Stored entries
** START **
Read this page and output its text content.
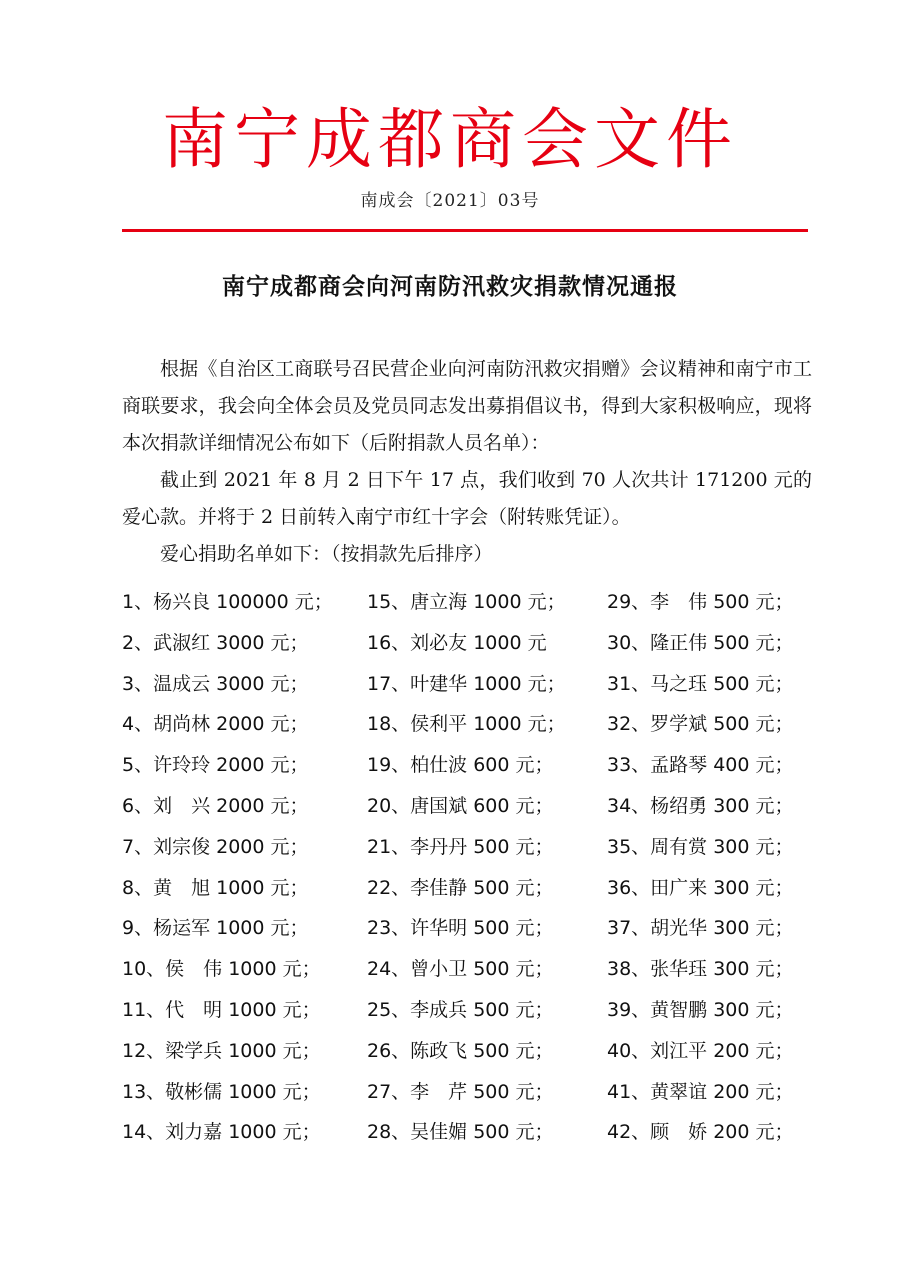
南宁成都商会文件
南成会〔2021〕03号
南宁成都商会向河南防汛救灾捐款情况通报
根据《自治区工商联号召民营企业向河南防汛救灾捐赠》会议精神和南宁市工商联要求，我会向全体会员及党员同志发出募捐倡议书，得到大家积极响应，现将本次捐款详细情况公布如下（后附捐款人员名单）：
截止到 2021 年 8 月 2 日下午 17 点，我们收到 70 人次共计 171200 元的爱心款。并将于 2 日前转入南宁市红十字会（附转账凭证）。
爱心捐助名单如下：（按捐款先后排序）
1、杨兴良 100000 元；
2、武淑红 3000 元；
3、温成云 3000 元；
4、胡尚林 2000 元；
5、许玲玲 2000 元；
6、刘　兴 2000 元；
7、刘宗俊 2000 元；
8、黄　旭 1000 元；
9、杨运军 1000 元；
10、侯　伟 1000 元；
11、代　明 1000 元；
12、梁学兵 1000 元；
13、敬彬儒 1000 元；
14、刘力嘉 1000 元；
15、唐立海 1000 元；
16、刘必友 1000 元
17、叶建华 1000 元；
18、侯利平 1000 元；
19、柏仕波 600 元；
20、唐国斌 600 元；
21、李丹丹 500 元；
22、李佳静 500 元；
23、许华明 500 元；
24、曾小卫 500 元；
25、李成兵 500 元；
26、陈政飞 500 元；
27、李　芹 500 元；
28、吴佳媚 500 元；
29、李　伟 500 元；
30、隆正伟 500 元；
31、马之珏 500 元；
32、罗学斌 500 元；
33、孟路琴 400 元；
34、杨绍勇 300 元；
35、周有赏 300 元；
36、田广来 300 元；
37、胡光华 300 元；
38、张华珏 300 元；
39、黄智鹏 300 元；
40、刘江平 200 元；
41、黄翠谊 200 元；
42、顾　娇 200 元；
** END **
◆ **Exercise brief**: Your copy should match the records word for word, with the pictures removed.

◆ **Solution to the exercise**:
Read this page and output its text content.
南宁成都商会文件
南成会〔2021〕03号
南宁成都商会向河南防汛救灾捐款情况通报
根据《自治区工商联号召民营企业向河南防汛救灾捐赠》会议精神和南宁市工商联要求，我会向全体会员及党员同志发出募捐倡议书，得到大家积极响应，现将本次捐款详细情况公布如下（后附捐款人员名单）：
截止到 2021 年 8 月 2 日下午 17 点，我们收到 70 人次共计 171200 元的爱心款。并将于 2 日前转入南宁市红十字会（附转账凭证）。
爱心捐助名单如下：（按捐款先后排序）
1、杨兴良 100000 元；
2、武淑红 3000 元；
3、温成云 3000 元；
4、胡尚林 2000 元；
5、许玲玲 2000 元；
6、刘　兴 2000 元；
7、刘宗俊 2000 元；
8、黄　旭 1000 元；
9、杨运军 1000 元；
10、侯　伟 1000 元；
11、代　明 1000 元；
12、梁学兵 1000 元；
13、敬彬儒 1000 元；
14、刘力嘉 1000 元；
15、唐立海 1000 元；
16、刘必友 1000 元
17、叶建华 1000 元；
18、侯利平 1000 元；
19、柏仕波 600 元；
20、唐国斌 600 元；
21、李丹丹 500 元；
22、李佳静 500 元；
23、许华明 500 元；
24、曾小卫 500 元；
25、李成兵 500 元；
26、陈政飞 500 元；
27、李　芹 500 元；
28、吴佳媚 500 元；
29、李　伟 500 元；
30、隆正伟 500 元；
31、马之珏 500 元；
32、罗学斌 500 元；
33、孟路琴 400 元；
34、杨绍勇 300 元；
35、周有赏 300 元；
36、田广来 300 元；
37、胡光华 300 元；
38、张华珏 300 元；
39、黄智鹏 300 元；
40、刘江平 200 元；
41、黄翠谊 200 元；
42、顾　娇 200 元；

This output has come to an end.